**Directions for this task**
Below is some material; set it all down exactly, apart from the pictures.

**Material for this task**
--*--

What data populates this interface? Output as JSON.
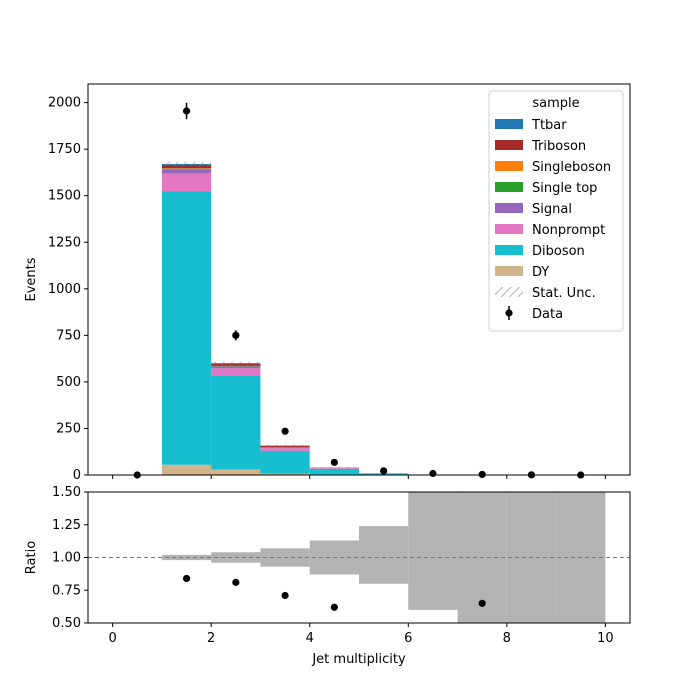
{
  "chart_data": {
    "type": "bar",
    "stacked": true,
    "histogram_bins": [
      0,
      1,
      2,
      3,
      4,
      5,
      6,
      7,
      8,
      9,
      10
    ],
    "main_panel": {
      "ylabel": "Events",
      "ylim": [
        0,
        2100
      ],
      "yticks": [
        0,
        250,
        500,
        750,
        1000,
        1250,
        1500,
        1750,
        2000
      ],
      "series": [
        {
          "name": "DY",
          "color": "#d2b48c",
          "values": [
            0,
            55,
            30,
            8,
            3,
            1,
            0,
            0,
            0,
            0
          ]
        },
        {
          "name": "Diboson",
          "color": "#17becf",
          "values": [
            0,
            1470,
            505,
            122,
            30,
            6,
            2,
            1,
            0,
            0
          ]
        },
        {
          "name": "Nonprompt",
          "color": "#e377c2",
          "values": [
            0,
            95,
            38,
            14,
            3,
            1,
            0,
            0,
            0,
            0
          ]
        },
        {
          "name": "Signal",
          "color": "#9467bd",
          "values": [
            0,
            22,
            10,
            5,
            1,
            0,
            0,
            0,
            0,
            0
          ]
        },
        {
          "name": "Single top",
          "color": "#2ca02c",
          "values": [
            0,
            3,
            2,
            1,
            0,
            0,
            0,
            0,
            0,
            0
          ]
        },
        {
          "name": "Singleboson",
          "color": "#ff7f0e",
          "values": [
            0,
            2,
            1,
            0,
            0,
            0,
            0,
            0,
            0,
            0
          ]
        },
        {
          "name": "Triboson",
          "color": "#a52a2a",
          "values": [
            0,
            18,
            12,
            6,
            2,
            1,
            0,
            0,
            0,
            0
          ]
        },
        {
          "name": "Ttbar",
          "color": "#1f77b4",
          "values": [
            0,
            5,
            3,
            2,
            1,
            0,
            0,
            0,
            0,
            0
          ]
        }
      ],
      "stat_unc": [
        0,
        12,
        8,
        5,
        3,
        2,
        1,
        1,
        0,
        0
      ],
      "data": {
        "name": "Data",
        "x": [
          0.5,
          1.5,
          2.5,
          3.5,
          4.5,
          5.5,
          6.5,
          7.5,
          8.5,
          9.5
        ],
        "y": [
          0,
          1955,
          750,
          235,
          68,
          22,
          8,
          3,
          1,
          0
        ],
        "yerr": [
          0,
          44,
          27,
          15,
          8,
          5,
          3,
          2,
          1,
          0
        ]
      }
    },
    "ratio_panel": {
      "ylabel": "Ratio",
      "xlabel": "Jet multiplicity",
      "ylim": [
        0.5,
        1.5
      ],
      "yticks": [
        0.5,
        0.75,
        1.0,
        1.25,
        1.5
      ],
      "ytick_labels": [
        "0.50",
        "0.75",
        "1.00",
        "1.25",
        "1.50"
      ],
      "xticks": [
        0,
        2,
        4,
        6,
        8,
        10
      ],
      "reference_line": 1.0,
      "unc_band": [
        {
          "lo": 1.0,
          "hi": 1.0
        },
        {
          "lo": 0.98,
          "hi": 1.02
        },
        {
          "lo": 0.96,
          "hi": 1.04
        },
        {
          "lo": 0.93,
          "hi": 1.07
        },
        {
          "lo": 0.87,
          "hi": 1.13
        },
        {
          "lo": 0.8,
          "hi": 1.24
        },
        {
          "lo": 0.6,
          "hi": 1.5
        },
        {
          "lo": 0.5,
          "hi": 1.5
        },
        {
          "lo": 0.5,
          "hi": 1.5
        },
        {
          "lo": 0.5,
          "hi": 1.5
        }
      ],
      "points": [
        {
          "x": 1.5,
          "y": 0.84
        },
        {
          "x": 2.5,
          "y": 0.81
        },
        {
          "x": 3.5,
          "y": 0.71
        },
        {
          "x": 4.5,
          "y": 0.62
        },
        {
          "x": 7.5,
          "y": 0.65
        }
      ]
    },
    "xlim": [
      -0.5,
      10.5
    ],
    "legend": {
      "title": "sample",
      "placement": "top-right",
      "entries": [
        {
          "label": "Ttbar",
          "kind": "patch",
          "color": "#1f77b4"
        },
        {
          "label": "Triboson",
          "kind": "patch",
          "color": "#a52a2a"
        },
        {
          "label": "Singleboson",
          "kind": "patch",
          "color": "#ff7f0e"
        },
        {
          "label": "Single top",
          "kind": "patch",
          "color": "#2ca02c"
        },
        {
          "label": "Signal",
          "kind": "patch",
          "color": "#9467bd"
        },
        {
          "label": "Nonprompt",
          "kind": "patch",
          "color": "#e377c2"
        },
        {
          "label": "Diboson",
          "kind": "patch",
          "color": "#17becf"
        },
        {
          "label": "DY",
          "kind": "patch",
          "color": "#d2b48c"
        },
        {
          "label": "Stat. Unc.",
          "kind": "hatch",
          "color": "#888888"
        },
        {
          "label": "Data",
          "kind": "errorbar",
          "color": "#000000"
        }
      ]
    }
  }
}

--*--

**Exercise answer**
What data populates this interface? Output as JSON.
{
  "chart_data": {
    "type": "bar",
    "stacked": true,
    "histogram_bins": [
      0,
      1,
      2,
      3,
      4,
      5,
      6,
      7,
      8,
      9,
      10
    ],
    "main_panel": {
      "ylabel": "Events",
      "ylim": [
        0,
        2100
      ],
      "yticks": [
        0,
        250,
        500,
        750,
        1000,
        1250,
        1500,
        1750,
        2000
      ],
      "series": [
        {
          "name": "DY",
          "color": "#d2b48c",
          "values": [
            0,
            55,
            30,
            8,
            3,
            1,
            0,
            0,
            0,
            0
          ]
        },
        {
          "name": "Diboson",
          "color": "#17becf",
          "values": [
            0,
            1470,
            505,
            122,
            30,
            6,
            2,
            1,
            0,
            0
          ]
        },
        {
          "name": "Nonprompt",
          "color": "#e377c2",
          "values": [
            0,
            95,
            38,
            14,
            3,
            1,
            0,
            0,
            0,
            0
          ]
        },
        {
          "name": "Signal",
          "color": "#9467bd",
          "values": [
            0,
            22,
            10,
            5,
            1,
            0,
            0,
            0,
            0,
            0
          ]
        },
        {
          "name": "Single top",
          "color": "#2ca02c",
          "values": [
            0,
            3,
            2,
            1,
            0,
            0,
            0,
            0,
            0,
            0
          ]
        },
        {
          "name": "Singleboson",
          "color": "#ff7f0e",
          "values": [
            0,
            2,
            1,
            0,
            0,
            0,
            0,
            0,
            0,
            0
          ]
        },
        {
          "name": "Triboson",
          "color": "#a52a2a",
          "values": [
            0,
            18,
            12,
            6,
            2,
            1,
            0,
            0,
            0,
            0
          ]
        },
        {
          "name": "Ttbar",
          "color": "#1f77b4",
          "values": [
            0,
            5,
            3,
            2,
            1,
            0,
            0,
            0,
            0,
            0
          ]
        }
      ],
      "stat_unc": [
        0,
        12,
        8,
        5,
        3,
        2,
        1,
        1,
        0,
        0
      ],
      "data": {
        "name": "Data",
        "x": [
          0.5,
          1.5,
          2.5,
          3.5,
          4.5,
          5.5,
          6.5,
          7.5,
          8.5,
          9.5
        ],
        "y": [
          0,
          1955,
          750,
          235,
          68,
          22,
          8,
          3,
          1,
          0
        ],
        "yerr": [
          0,
          44,
          27,
          15,
          8,
          5,
          3,
          2,
          1,
          0
        ]
      }
    },
    "ratio_panel": {
      "ylabel": "Ratio",
      "xlabel": "Jet multiplicity",
      "ylim": [
        0.5,
        1.5
      ],
      "yticks": [
        0.5,
        0.75,
        1.0,
        1.25,
        1.5
      ],
      "ytick_labels": [
        "0.50",
        "0.75",
        "1.00",
        "1.25",
        "1.50"
      ],
      "xticks": [
        0,
        2,
        4,
        6,
        8,
        10
      ],
      "reference_line": 1.0,
      "unc_band": [
        {
          "lo": 1.0,
          "hi": 1.0
        },
        {
          "lo": 0.98,
          "hi": 1.02
        },
        {
          "lo": 0.96,
          "hi": 1.04
        },
        {
          "lo": 0.93,
          "hi": 1.07
        },
        {
          "lo": 0.87,
          "hi": 1.13
        },
        {
          "lo": 0.8,
          "hi": 1.24
        },
        {
          "lo": 0.6,
          "hi": 1.5
        },
        {
          "lo": 0.5,
          "hi": 1.5
        },
        {
          "lo": 0.5,
          "hi": 1.5
        },
        {
          "lo": 0.5,
          "hi": 1.5
        }
      ],
      "points": [
        {
          "x": 1.5,
          "y": 0.84
        },
        {
          "x": 2.5,
          "y": 0.81
        },
        {
          "x": 3.5,
          "y": 0.71
        },
        {
          "x": 4.5,
          "y": 0.62
        },
        {
          "x": 7.5,
          "y": 0.65
        }
      ]
    },
    "xlim": [
      -0.5,
      10.5
    ],
    "legend": {
      "title": "sample",
      "placement": "top-right",
      "entries": [
        {
          "label": "Ttbar",
          "kind": "patch",
          "color": "#1f77b4"
        },
        {
          "label": "Triboson",
          "kind": "patch",
          "color": "#a52a2a"
        },
        {
          "label": "Singleboson",
          "kind": "patch",
          "color": "#ff7f0e"
        },
        {
          "label": "Single top",
          "kind": "patch",
          "color": "#2ca02c"
        },
        {
          "label": "Signal",
          "kind": "patch",
          "color": "#9467bd"
        },
        {
          "label": "Nonprompt",
          "kind": "patch",
          "color": "#e377c2"
        },
        {
          "label": "Diboson",
          "kind": "patch",
          "color": "#17becf"
        },
        {
          "label": "DY",
          "kind": "patch",
          "color": "#d2b48c"
        },
        {
          "label": "Stat. Unc.",
          "kind": "hatch",
          "color": "#888888"
        },
        {
          "label": "Data",
          "kind": "errorbar",
          "color": "#000000"
        }
      ]
    }
  }
}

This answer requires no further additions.